WRITTEN PROBLEM: Find each line holding "Sportsnet" and copy it out.

WORKING DATA:

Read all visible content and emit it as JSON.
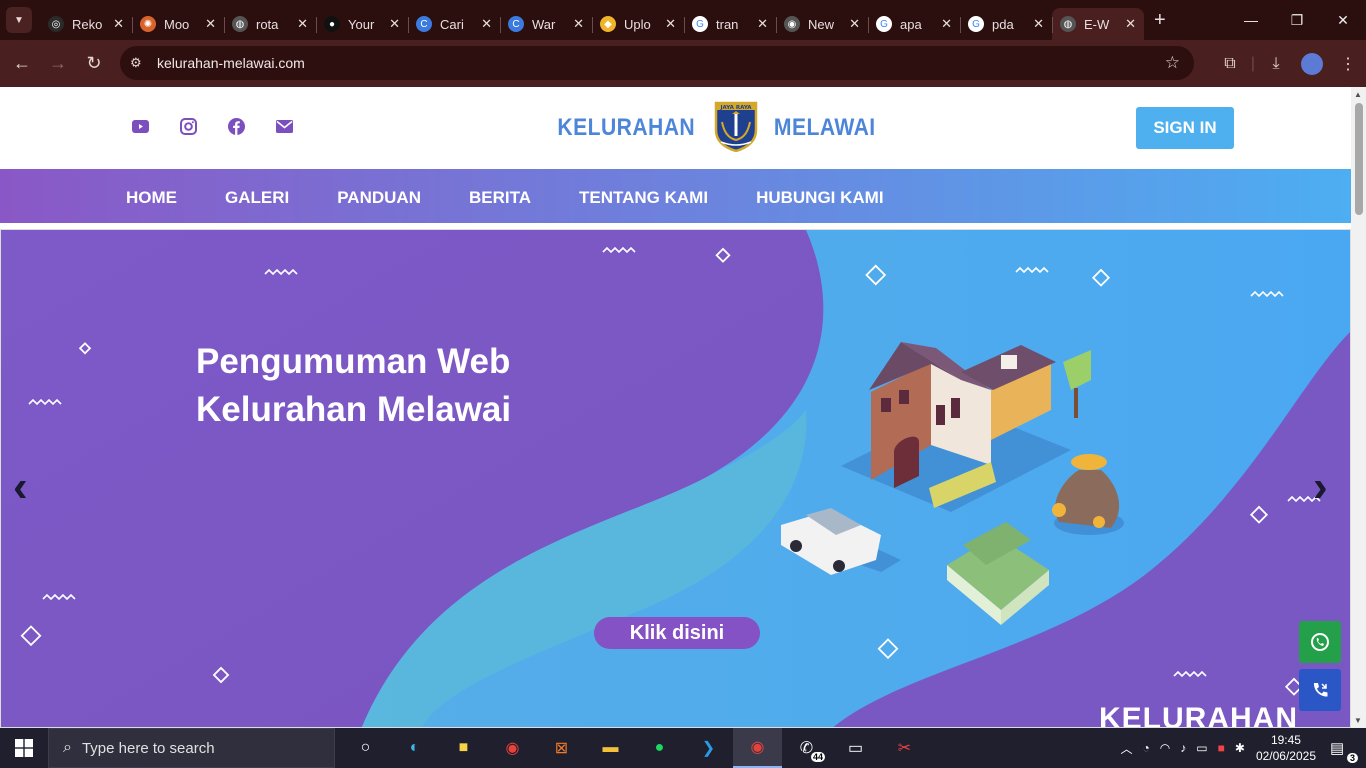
{
  "browser": {
    "tabs": [
      {
        "label": "Reko",
        "fav_color": "#2b2b2b",
        "fav_glyph": "◎"
      },
      {
        "label": "Moo",
        "fav_color": "#d9642b",
        "fav_glyph": "✺"
      },
      {
        "label": "rota",
        "fav_color": "#555555",
        "fav_glyph": "◍"
      },
      {
        "label": "Your",
        "fav_color": "#111111",
        "fav_glyph": "●"
      },
      {
        "label": "Cari",
        "fav_color": "#3b7be0",
        "fav_glyph": "C"
      },
      {
        "label": "War",
        "fav_color": "#3b7be0",
        "fav_glyph": "C"
      },
      {
        "label": "Uplo",
        "fav_color": "#f0b429",
        "fav_glyph": "◆"
      },
      {
        "label": "tran",
        "fav_color": "#ffffff",
        "fav_glyph": "G"
      },
      {
        "label": "New",
        "fav_color": "#555555",
        "fav_glyph": "◉"
      },
      {
        "label": "apa",
        "fav_color": "#ffffff",
        "fav_glyph": "G"
      },
      {
        "label": "pda",
        "fav_color": "#ffffff",
        "fav_glyph": "G"
      },
      {
        "label": "E-W",
        "fav_color": "#555555",
        "fav_glyph": "◍",
        "active": true
      }
    ],
    "address": "kelurahan-melawai.com"
  },
  "header": {
    "social": [
      "youtube-icon",
      "instagram-icon",
      "facebook-icon",
      "mail-icon"
    ],
    "logo_left": "KELURAHAN",
    "logo_right": "MELAWAI",
    "seal_text": "JAYA RAYA",
    "signin": "SIGN IN"
  },
  "nav": {
    "items": [
      "HOME",
      "GALERI",
      "PANDUAN",
      "BERITA",
      "TENTANG KAMI",
      "HUBUNGI KAMI"
    ]
  },
  "hero": {
    "title_line1": "Pengumuman Web",
    "title_line2": "Kelurahan Melawai",
    "cta": "Klik disini",
    "footer_logo_text": "KELURAHAN",
    "colors": {
      "purple": "#7e56c2",
      "blue": "#4aaaf0",
      "teal": "#5bb7dd"
    }
  },
  "taskbar": {
    "search_placeholder": "Type here to search",
    "whatsapp_badge": "44",
    "time": "19:45",
    "date": "02/06/2025",
    "notifications": "3"
  }
}
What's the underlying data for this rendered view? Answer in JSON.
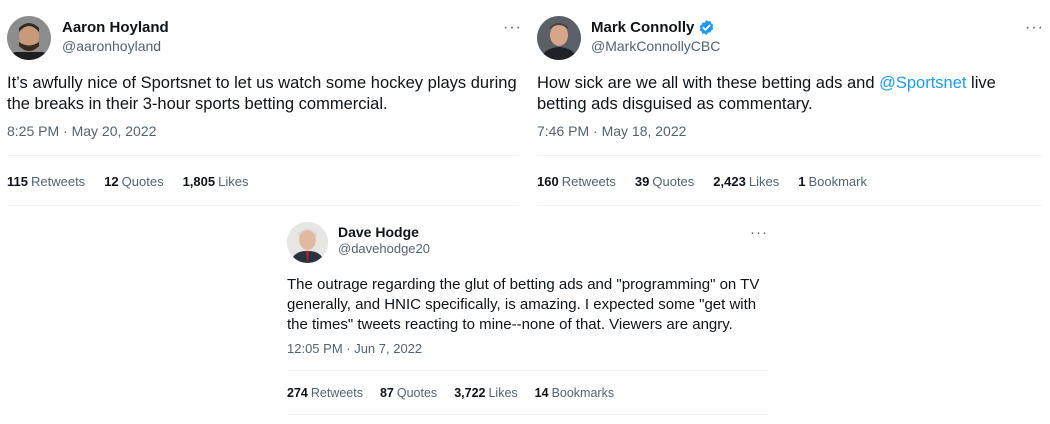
{
  "tweets": [
    {
      "name": "Aaron Hoyland",
      "handle": "@aaronhoyland",
      "verified": false,
      "more_icon": "more-horizontal-icon",
      "text": "It’s awfully nice of Sportsnet to let us watch some hockey plays during the breaks in their 3-hour sports betting commercial.",
      "timestamp": "8:25 PM · May 20, 2022",
      "stats": {
        "retweets_count": "115",
        "retweets_label": "Retweets",
        "quotes_count": "12",
        "quotes_label": "Quotes",
        "likes_count": "1,805",
        "likes_label": "Likes"
      }
    },
    {
      "name": "Mark Connolly",
      "handle": "@MarkConnollyCBC",
      "verified": true,
      "more_icon": "more-horizontal-icon",
      "text_before": "How sick are we all with these betting ads and ",
      "mention": "@Sportsnet",
      "text_after": " live betting ads disguised as commentary.",
      "timestamp": "7:46 PM · May 18, 2022",
      "stats": {
        "retweets_count": "160",
        "retweets_label": "Retweets",
        "quotes_count": "39",
        "quotes_label": "Quotes",
        "likes_count": "2,423",
        "likes_label": "Likes",
        "bookmarks_count": "1",
        "bookmarks_label": "Bookmark"
      }
    },
    {
      "name": "Dave Hodge",
      "handle": "@davehodge20",
      "verified": false,
      "more_icon": "more-horizontal-icon",
      "text": "The outrage regarding the glut of betting ads and \"programming\" on TV generally, and HNIC specifically, is amazing. I expected some \"get with the times\" tweets reacting to mine--none of that. Viewers are angry.",
      "timestamp": "12:05 PM · Jun 7, 2022",
      "stats": {
        "retweets_count": "274",
        "retweets_label": "Retweets",
        "quotes_count": "87",
        "quotes_label": "Quotes",
        "likes_count": "3,722",
        "likes_label": "Likes",
        "bookmarks_count": "14",
        "bookmarks_label": "Bookmarks"
      }
    }
  ],
  "colors": {
    "text_primary": "#0f1419",
    "text_secondary": "#536471",
    "link": "#1d9bf0",
    "divider": "#eff3f4",
    "verified_badge": "#1d9bf0"
  }
}
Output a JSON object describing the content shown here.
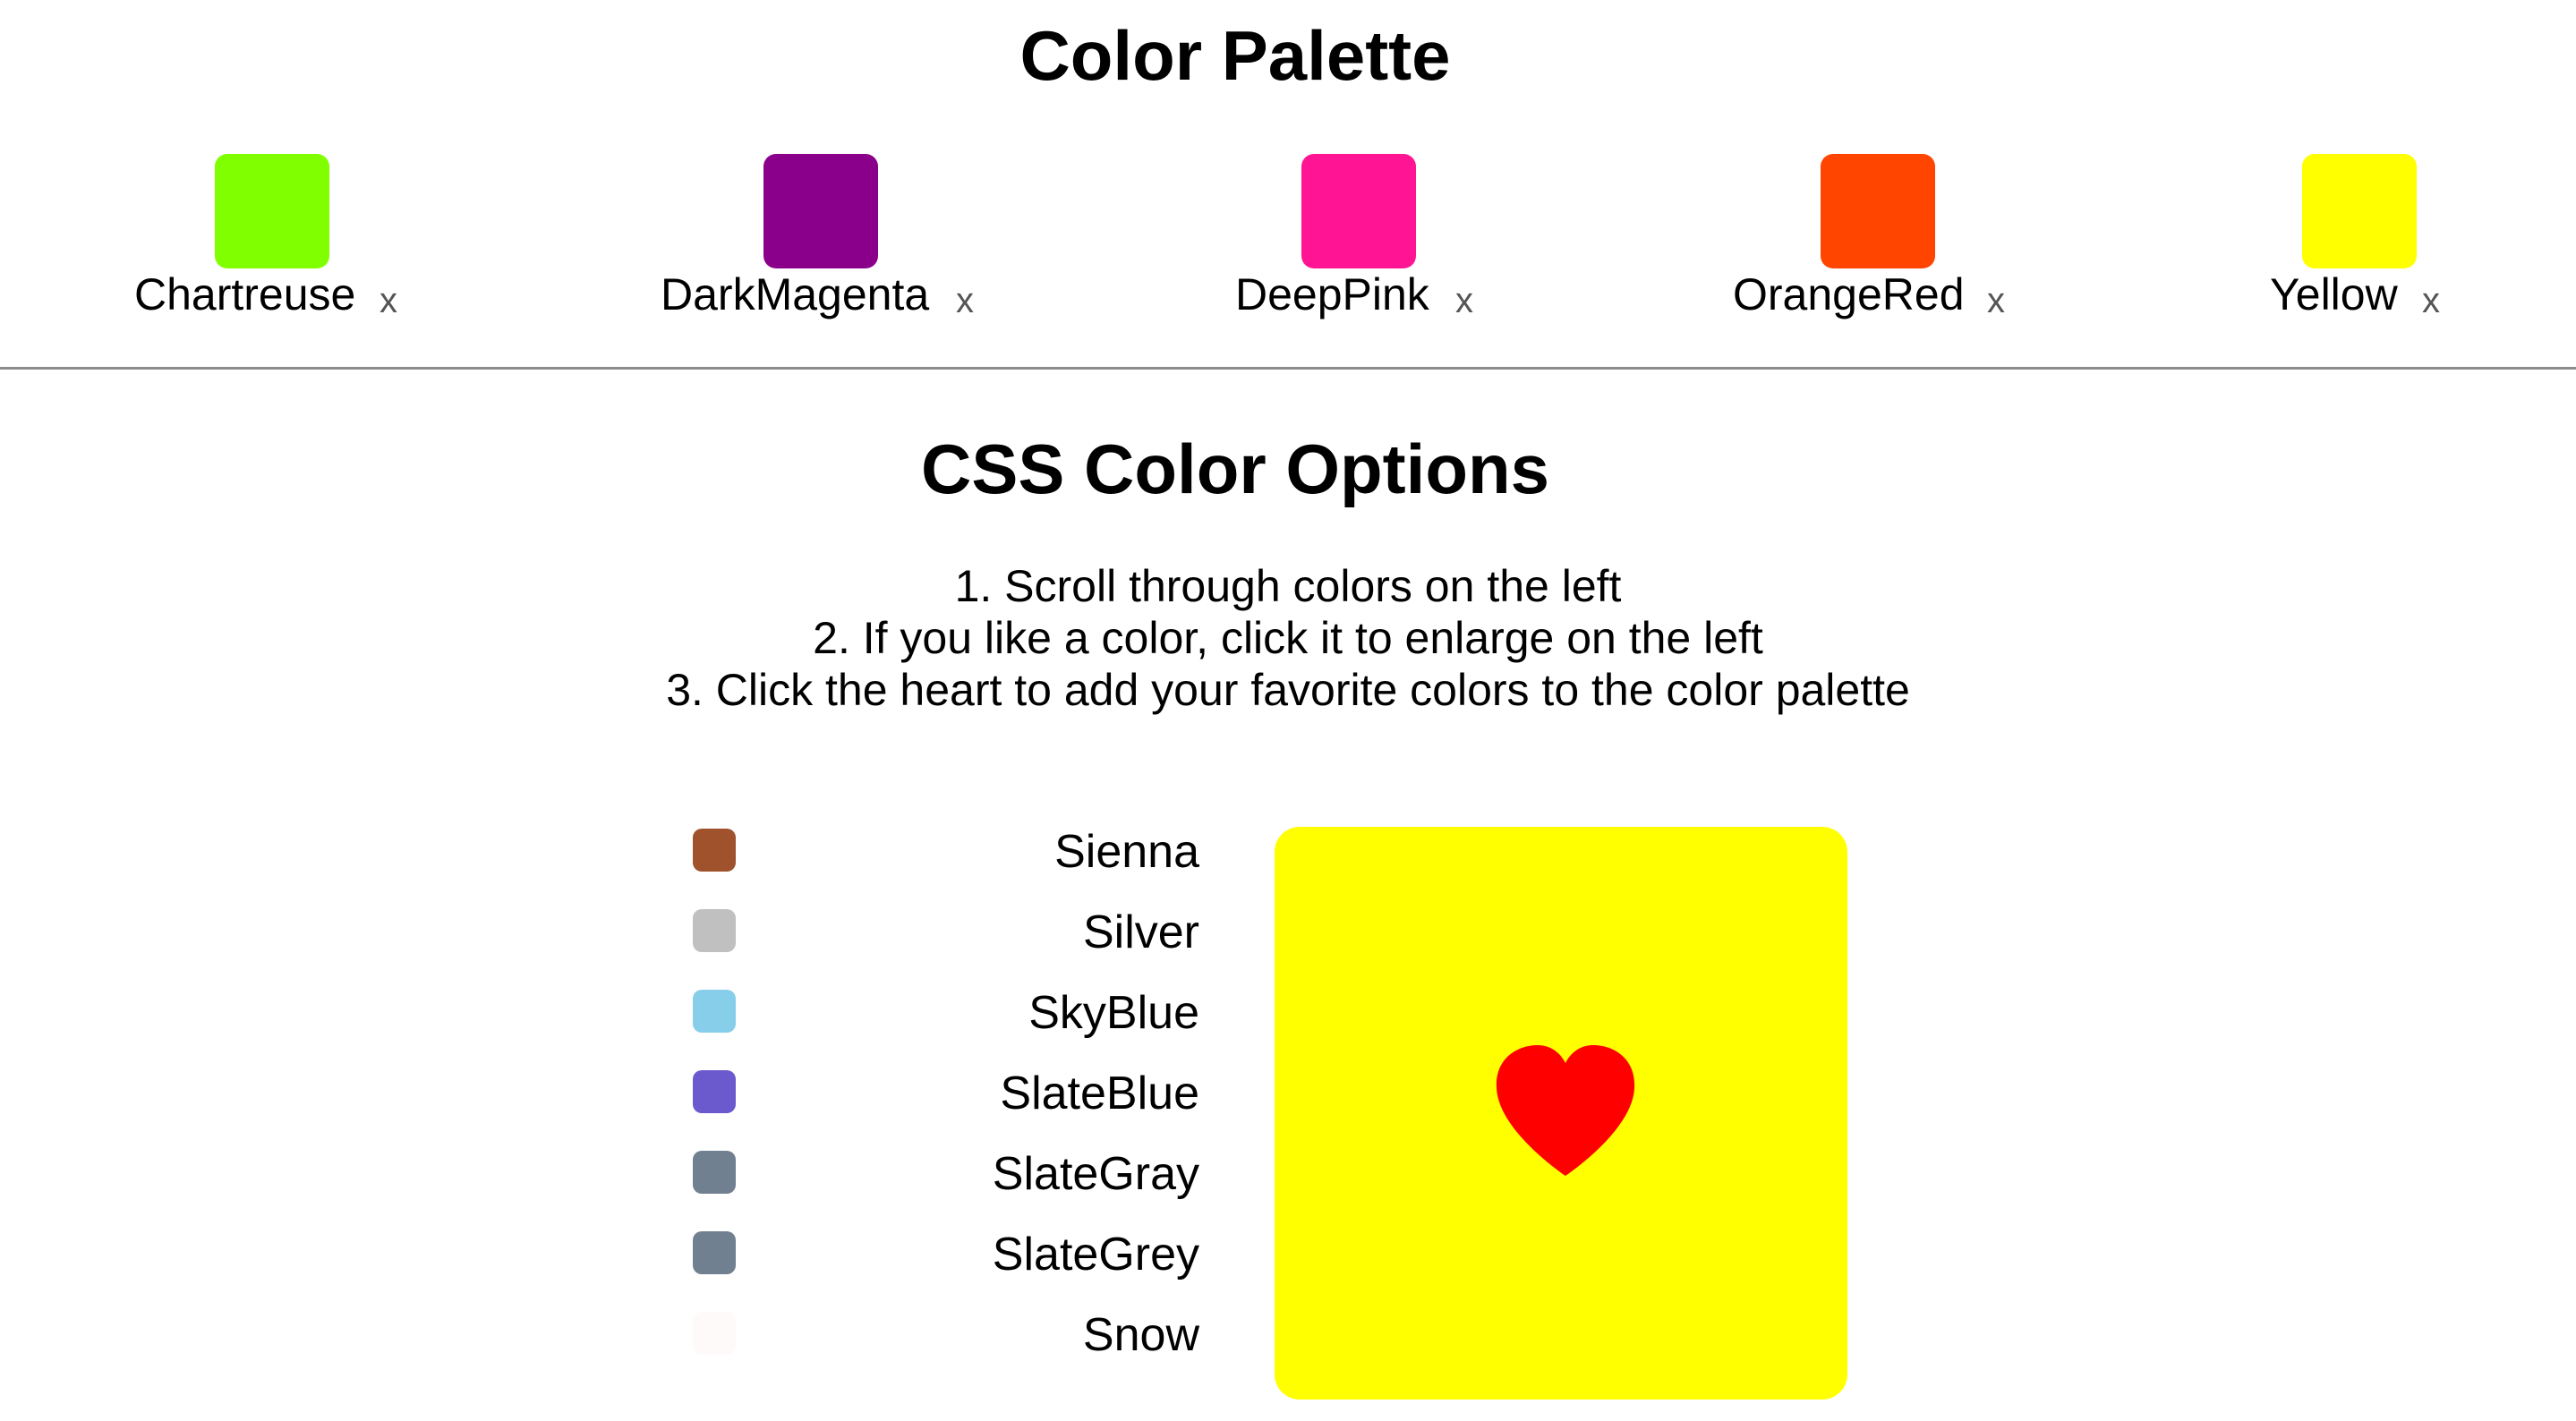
{
  "palette": {
    "title": "Color Palette",
    "remove_label": "x",
    "items": [
      {
        "name": "Chartreuse",
        "color": "#7FFF00"
      },
      {
        "name": "DarkMagenta",
        "color": "#8B008B"
      },
      {
        "name": "DeepPink",
        "color": "#FF1493"
      },
      {
        "name": "OrangeRed",
        "color": "#FF4500"
      },
      {
        "name": "Yellow",
        "color": "#FFFF00"
      }
    ]
  },
  "options": {
    "title": "CSS Color Options",
    "instructions": [
      "1. Scroll through colors on the left",
      "2. If you like a color, click it to enlarge on the left",
      "3. Click the heart to add your favorite colors to the color palette"
    ],
    "colors": [
      {
        "name": "Sienna",
        "color": "#A0522D"
      },
      {
        "name": "Silver",
        "color": "#C0C0C0"
      },
      {
        "name": "SkyBlue",
        "color": "#87CEEB"
      },
      {
        "name": "SlateBlue",
        "color": "#6A5ACD"
      },
      {
        "name": "SlateGray",
        "color": "#708090"
      },
      {
        "name": "SlateGrey",
        "color": "#708090"
      },
      {
        "name": "Snow",
        "color": "#FFFAFA"
      }
    ]
  },
  "preview": {
    "color": "#FFFF00",
    "heart_icon": "heart-icon",
    "heart_color": "#FF0000"
  }
}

SOLVED PROBLEM:
      "text": "It’s awfully nice of Sportsnet to let us watch some hockey plays during the breaks in their 3-hour sports betting commercial.",
      "mention": "@Sportsnet",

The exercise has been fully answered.